§ EXERCISE AIM
Check each line of the records below for the word "this" and copy those where it appears.

Data listing
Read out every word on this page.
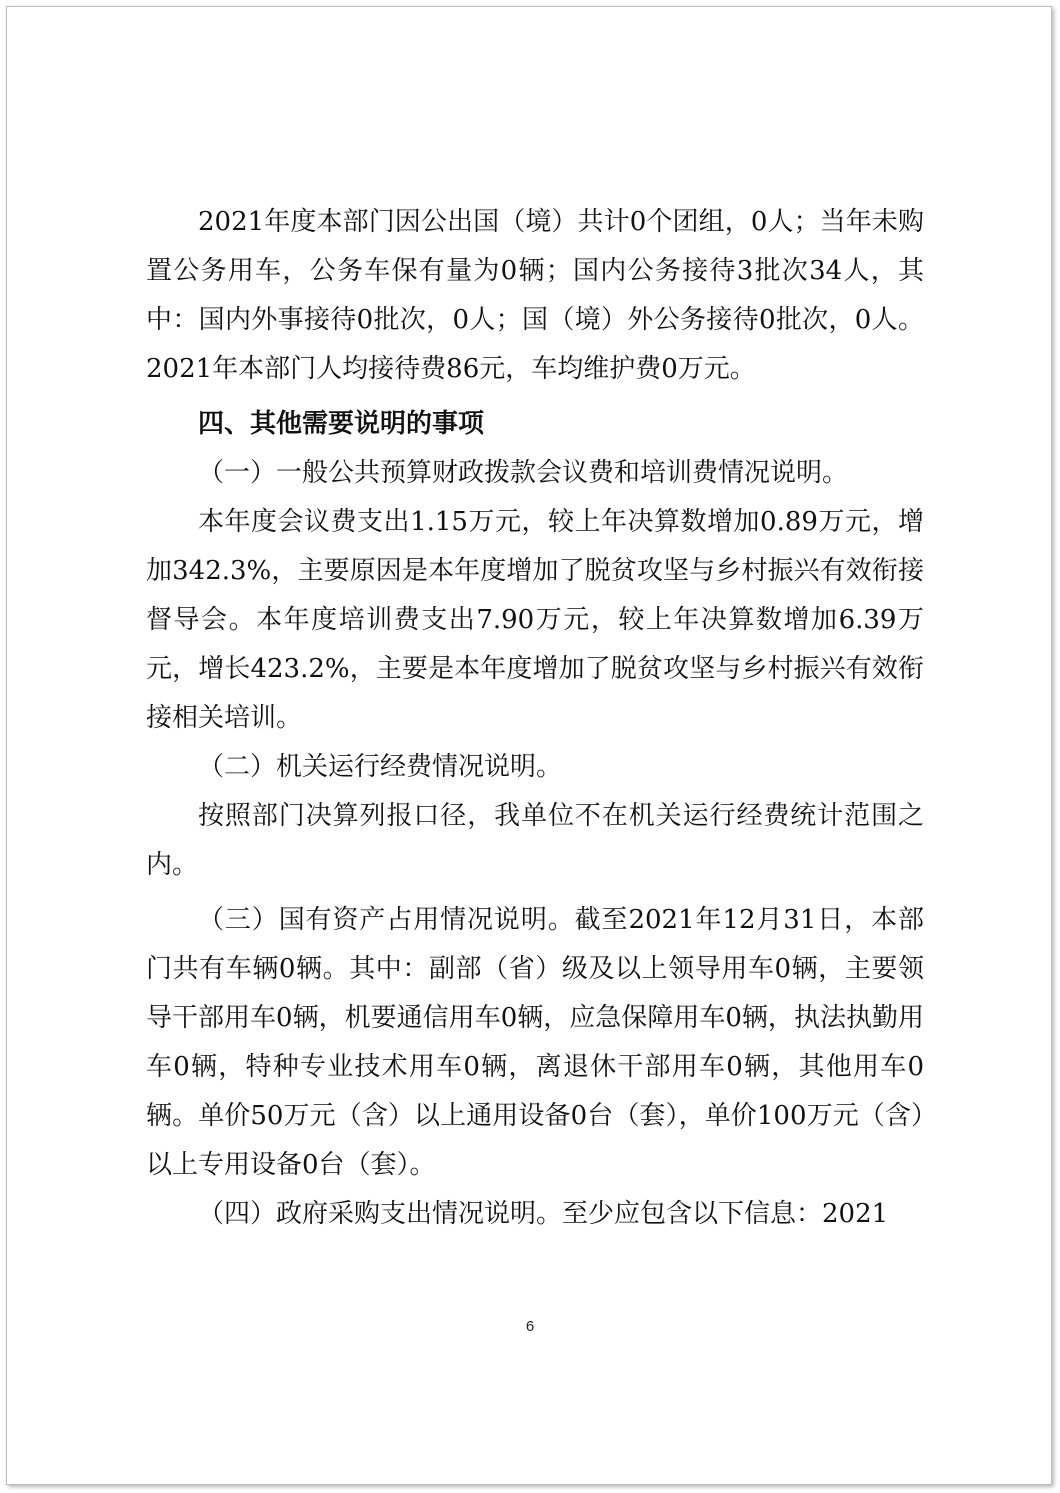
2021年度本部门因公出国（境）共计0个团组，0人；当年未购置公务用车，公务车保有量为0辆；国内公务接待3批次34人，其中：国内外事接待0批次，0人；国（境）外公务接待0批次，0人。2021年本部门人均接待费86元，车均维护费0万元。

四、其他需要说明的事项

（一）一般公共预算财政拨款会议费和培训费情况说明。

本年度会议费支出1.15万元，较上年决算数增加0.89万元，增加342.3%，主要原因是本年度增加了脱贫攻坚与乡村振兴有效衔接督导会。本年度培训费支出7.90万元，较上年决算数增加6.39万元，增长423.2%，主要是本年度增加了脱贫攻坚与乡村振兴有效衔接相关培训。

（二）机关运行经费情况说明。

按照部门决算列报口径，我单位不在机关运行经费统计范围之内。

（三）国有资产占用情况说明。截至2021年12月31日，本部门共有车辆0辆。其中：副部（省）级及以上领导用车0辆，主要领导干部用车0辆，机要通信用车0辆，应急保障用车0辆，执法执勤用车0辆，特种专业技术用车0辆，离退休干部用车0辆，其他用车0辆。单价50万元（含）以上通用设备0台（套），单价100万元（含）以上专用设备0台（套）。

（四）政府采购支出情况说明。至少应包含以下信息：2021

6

---

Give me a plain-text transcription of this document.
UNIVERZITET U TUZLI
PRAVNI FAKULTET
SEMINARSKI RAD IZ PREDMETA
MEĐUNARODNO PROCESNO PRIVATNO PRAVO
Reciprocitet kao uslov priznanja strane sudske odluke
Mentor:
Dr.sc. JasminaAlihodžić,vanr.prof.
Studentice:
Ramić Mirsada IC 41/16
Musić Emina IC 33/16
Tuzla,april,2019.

§ COMPLETE ANSWER
Read out every word on this page.
Give me a plain-text transcription of this document.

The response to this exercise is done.